[Entries taken from a collection]
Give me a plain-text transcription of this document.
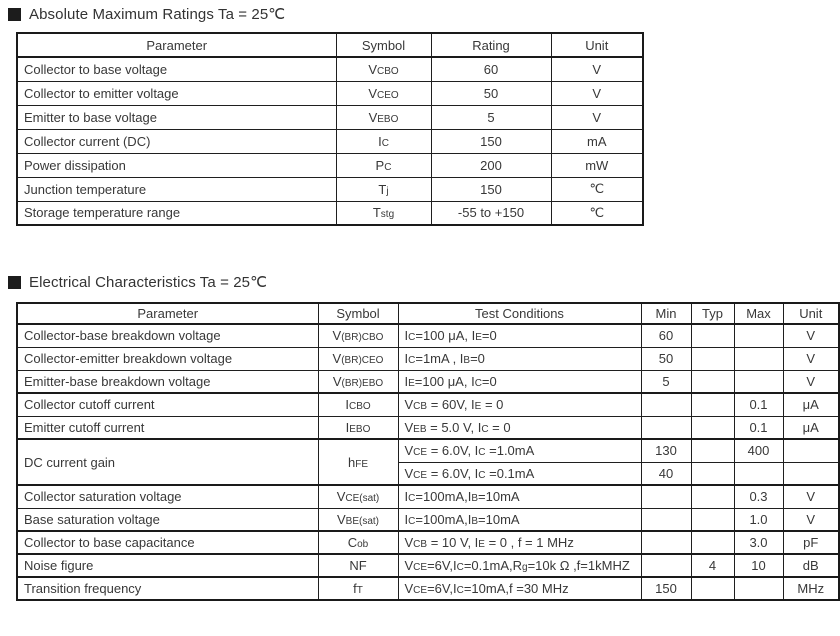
Absolute Maximum Ratings Ta = 25℃
Parameter	Symbol	Rating	Unit
Collector to base voltage	VCBO	60	V
Collector to emitter voltage	VCEO	50	V
Emitter to base voltage	VEBO	5	V
Collector current (DC)	IC	150	mA
Power dissipation	PC	200	mW
Junction temperature	Tj	150	℃
Storage temperature range	Tstg	-55 to +150	℃
Electrical Characteristics Ta = 25℃
Parameter	Symbol	Test Conditions	Min	Typ	Max	Unit
Collector-base breakdown voltage	V(BR)CBO	IC=100 μA, IE=0	60			V
Collector-emitter breakdown voltage	V(BR)CEO	IC=1mA , IB=0	50			V
Emitter-base breakdown voltage	V(BR)EBO	IE=100 μA, IC=0	5			V
Collector cutoff current	ICBO	VCB = 60V, IE = 0			0.1	μA
Emitter cutoff current	IEBO	VEB = 5.0 V, IC = 0			0.1	μA
DC current gain	hFE	VCE = 6.0V, IC =1.0mA	130		400	
		VCE = 6.0V, IC =0.1mA	40			
Collector saturation voltage	VCE(sat)	IC=100mA,IB=10mA			0.3	V
Base saturation voltage	VBE(sat)	IC=100mA,IB=10mA			1.0	V
Collector to base capacitance	Cob	VCB = 10 V, IE = 0 , f = 1 MHz			3.0	pF
Noise figure	NF	VCE=6V,IC=0.1mA,Rg=10k Ω ,f=1kMHZ		4	10	dB
Transition frequency	fT	VCE=6V,IC=10mA,f =30 MHz	150			MHz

» Required task
Find all lines holding the string "cutoff" and copy them.

» Result of the exercise
Collector cutoff current	ICBO	VCB = 60V, IE = 0			0.1	μA
Emitter cutoff current	IEBO	VEB = 5.0 V, IC = 0			0.1	μA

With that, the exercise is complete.